Work instructions
Counting only lines that hold "Burp", give the total and nothing more.

Dataset rows
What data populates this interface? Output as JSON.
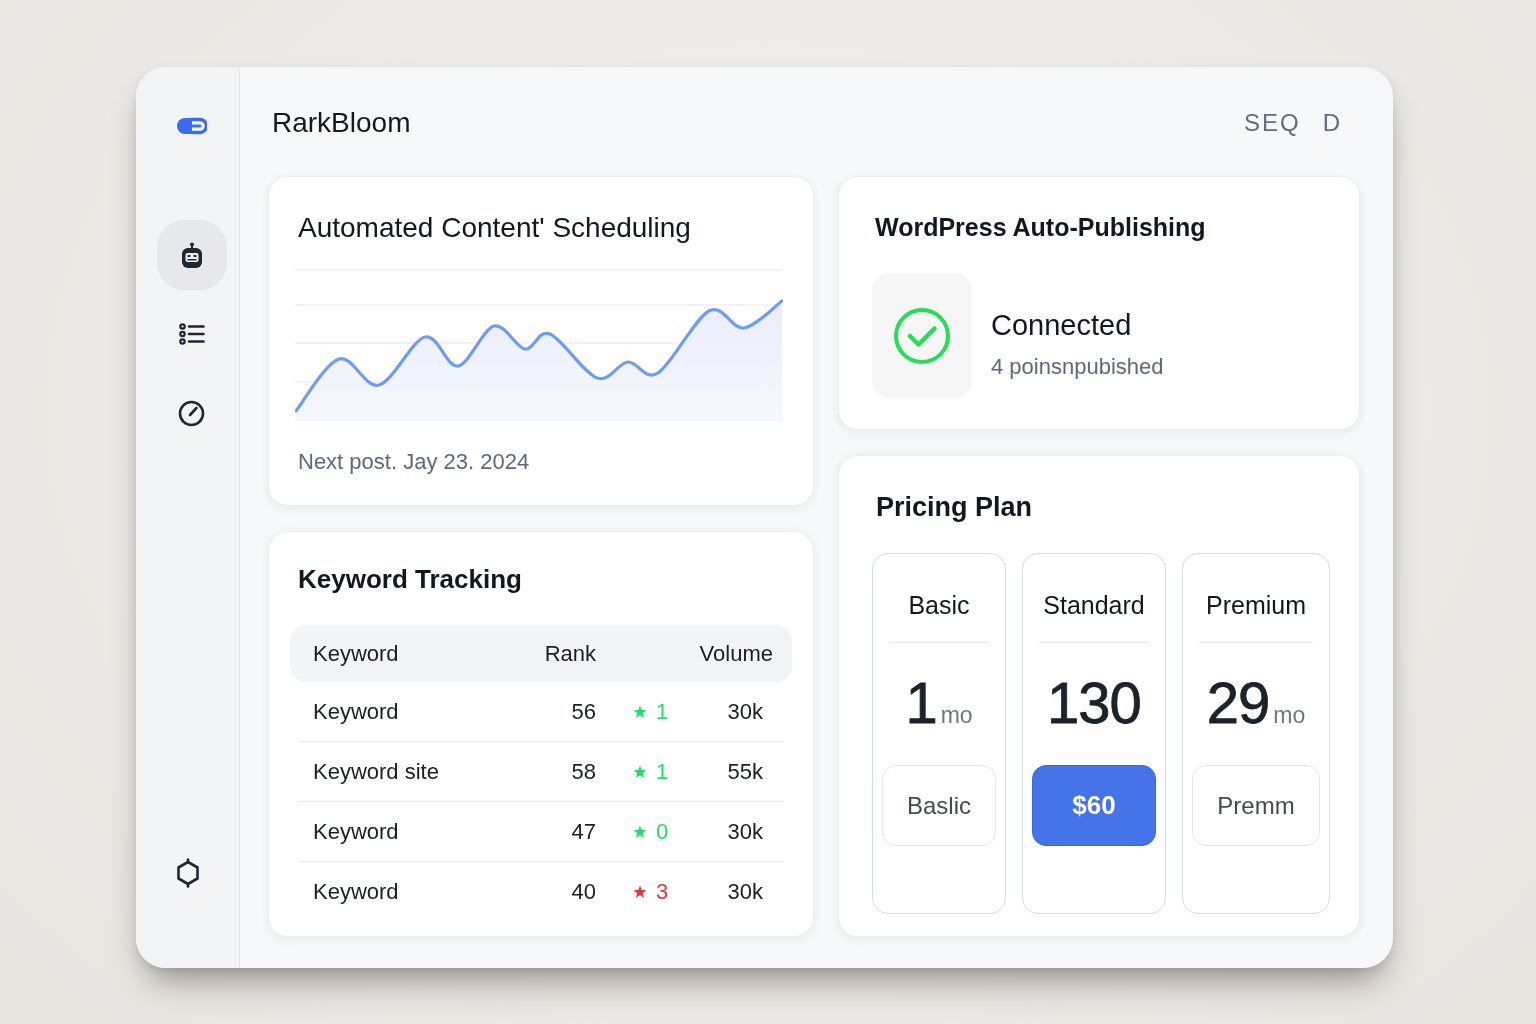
{
  "header": {
    "title": "RarkBloom",
    "labels": [
      "SEQ",
      "D"
    ]
  },
  "sidebar": {
    "items": [
      {
        "selected": true
      },
      {
        "selected": false
      },
      {
        "selected": false
      }
    ]
  },
  "scheduling": {
    "title": "Automated Content' Scheduling",
    "next_post": "Next post. Jay 23. 2024"
  },
  "publishing": {
    "title": "WordPress Auto-Publishing",
    "status": "Connected",
    "detail": "4 poinsnpubished"
  },
  "keywords": {
    "title": "Keyword Tracking",
    "columns": [
      "Keyword",
      "Rank",
      "Volume"
    ],
    "rows": [
      {
        "keyword": "Keyword",
        "rank": "56",
        "color": "#22dd6a",
        "change": "1",
        "volume": "30k"
      },
      {
        "keyword": "Keyword site",
        "rank": "58",
        "color": "#22dd6a",
        "change": "1",
        "volume": "55k"
      },
      {
        "keyword": "Keyword",
        "rank": "47",
        "color": "#22dd6a",
        "change": "0",
        "volume": "30k"
      },
      {
        "keyword": "Keyword",
        "rank": "40",
        "color": "#e5343d",
        "change": "3",
        "volume": "30k"
      }
    ]
  },
  "pricing": {
    "title": "Pricing Plan",
    "plans": [
      {
        "name": "Basic",
        "price": "1",
        "unit": "mo",
        "button": "Baslic",
        "selected": false
      },
      {
        "name": "Standard",
        "price": "130",
        "button": "$60",
        "selected": true
      },
      {
        "name": "Premium",
        "price": "29",
        "unit": "mo",
        "button": "Premm",
        "selected": false
      }
    ]
  }
}
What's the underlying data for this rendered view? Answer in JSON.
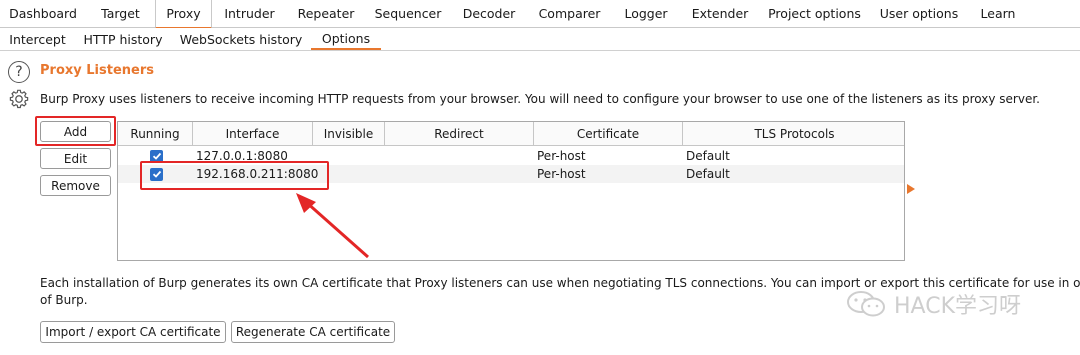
{
  "tabs_top": [
    "Dashboard",
    "Target",
    "Proxy",
    "Intruder",
    "Repeater",
    "Sequencer",
    "Decoder",
    "Comparer",
    "Logger",
    "Extender",
    "Project options",
    "User options",
    "Learn"
  ],
  "tabs_sub": [
    "Intercept",
    "HTTP history",
    "WebSockets history",
    "Options"
  ],
  "section": {
    "title": "Proxy Listeners",
    "description": "Burp Proxy uses listeners to receive incoming HTTP requests from your browser. You will need to configure your browser to use one of the listeners as its proxy server."
  },
  "buttons": {
    "add": "Add",
    "edit": "Edit",
    "remove": "Remove"
  },
  "table": {
    "headers": [
      "Running",
      "Interface",
      "Invisible",
      "Redirect",
      "Certificate",
      "TLS Protocols"
    ],
    "rows": [
      {
        "running": true,
        "interface": "127.0.0.1:8080",
        "invisible": "",
        "redirect": "",
        "certificate": "Per-host",
        "tls": "Default"
      },
      {
        "running": true,
        "interface": "192.168.0.211:8080",
        "invisible": "",
        "redirect": "",
        "certificate": "Per-host",
        "tls": "Default"
      }
    ]
  },
  "ca_info": {
    "line1": "Each installation of Burp generates its own CA certificate that Proxy listeners can use when negotiating TLS connections. You can import or export this certificate for use in other tools or another installation",
    "line2": "of Burp."
  },
  "ca_buttons": {
    "import_export": "Import / export CA certificate",
    "regenerate": "Regenerate CA certificate"
  },
  "watermark": "HACK学习呀",
  "colors": {
    "accent": "#e8772e",
    "highlight": "#e32626",
    "checkbox": "#2a6fc9"
  }
}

Exercise solution
3